Dataset items:
____________________
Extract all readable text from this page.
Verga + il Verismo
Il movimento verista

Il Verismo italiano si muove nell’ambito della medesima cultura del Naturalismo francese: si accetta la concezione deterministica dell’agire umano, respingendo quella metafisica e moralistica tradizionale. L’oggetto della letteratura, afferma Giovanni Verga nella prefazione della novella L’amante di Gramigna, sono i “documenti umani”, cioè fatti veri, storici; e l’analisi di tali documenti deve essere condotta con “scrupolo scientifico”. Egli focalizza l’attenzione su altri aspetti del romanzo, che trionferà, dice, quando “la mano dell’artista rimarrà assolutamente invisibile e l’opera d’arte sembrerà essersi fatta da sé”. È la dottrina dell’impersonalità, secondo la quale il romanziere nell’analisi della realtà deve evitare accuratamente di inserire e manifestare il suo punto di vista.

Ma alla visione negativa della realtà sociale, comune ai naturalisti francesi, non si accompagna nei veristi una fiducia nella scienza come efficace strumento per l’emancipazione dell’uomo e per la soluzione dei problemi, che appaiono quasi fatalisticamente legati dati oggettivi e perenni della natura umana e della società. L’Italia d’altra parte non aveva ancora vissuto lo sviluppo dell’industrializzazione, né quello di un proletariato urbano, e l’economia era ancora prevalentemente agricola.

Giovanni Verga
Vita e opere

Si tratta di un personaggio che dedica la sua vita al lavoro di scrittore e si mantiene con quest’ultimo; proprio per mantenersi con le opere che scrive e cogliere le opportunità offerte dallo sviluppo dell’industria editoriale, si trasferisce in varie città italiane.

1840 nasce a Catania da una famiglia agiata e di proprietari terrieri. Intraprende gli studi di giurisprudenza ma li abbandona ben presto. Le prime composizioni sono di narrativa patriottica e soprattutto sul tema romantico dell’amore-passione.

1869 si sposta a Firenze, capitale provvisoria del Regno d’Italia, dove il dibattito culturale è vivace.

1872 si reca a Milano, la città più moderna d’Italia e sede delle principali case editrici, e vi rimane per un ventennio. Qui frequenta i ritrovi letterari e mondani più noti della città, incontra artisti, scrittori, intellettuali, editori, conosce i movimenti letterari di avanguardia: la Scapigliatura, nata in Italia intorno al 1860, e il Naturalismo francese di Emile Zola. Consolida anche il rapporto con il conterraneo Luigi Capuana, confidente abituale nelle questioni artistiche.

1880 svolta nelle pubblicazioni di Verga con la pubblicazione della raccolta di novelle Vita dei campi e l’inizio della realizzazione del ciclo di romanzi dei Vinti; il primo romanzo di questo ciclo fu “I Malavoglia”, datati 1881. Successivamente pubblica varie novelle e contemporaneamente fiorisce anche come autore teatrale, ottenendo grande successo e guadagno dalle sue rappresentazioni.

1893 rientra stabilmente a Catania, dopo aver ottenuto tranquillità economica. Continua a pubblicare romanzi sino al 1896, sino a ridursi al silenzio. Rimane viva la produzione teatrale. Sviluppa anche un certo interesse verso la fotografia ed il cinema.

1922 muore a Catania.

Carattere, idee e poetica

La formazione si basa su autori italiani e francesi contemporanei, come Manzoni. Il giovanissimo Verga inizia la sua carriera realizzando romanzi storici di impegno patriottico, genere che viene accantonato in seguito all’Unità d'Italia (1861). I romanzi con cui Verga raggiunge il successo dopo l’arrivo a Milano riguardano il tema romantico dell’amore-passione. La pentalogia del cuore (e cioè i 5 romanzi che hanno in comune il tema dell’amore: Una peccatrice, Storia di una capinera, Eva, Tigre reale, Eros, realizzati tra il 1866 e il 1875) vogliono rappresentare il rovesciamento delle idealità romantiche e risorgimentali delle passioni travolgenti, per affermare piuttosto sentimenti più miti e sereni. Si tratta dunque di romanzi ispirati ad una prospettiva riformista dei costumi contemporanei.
____________________
STATED EXERCISE: Using the records above, copy each line that contains "varie".

CORRECT OUTPUT:
Si tratta di un personaggio che dedica la sua vita al lavoro di scrittore e si mantiene con quest’ultimo; proprio per mantenersi con le opere che scrive e cogliere le opportunità offerte dallo sviluppo dell’industria editoriale, si trasferisce in varie città italiane.
1880 svolta nelle pubblicazioni di Verga con la pubblicazione della raccolta di novelle Vita dei campi e l’inizio della realizzazione del ciclo di romanzi dei Vinti; il primo romanzo di questo ciclo fu “I Malavoglia”, datati 1881. Successivamente pubblica varie novelle e contemporaneamente fiorisce anche come autore teatrale, ottenendo grande successo e guadagno dalle sue rappresentazioni.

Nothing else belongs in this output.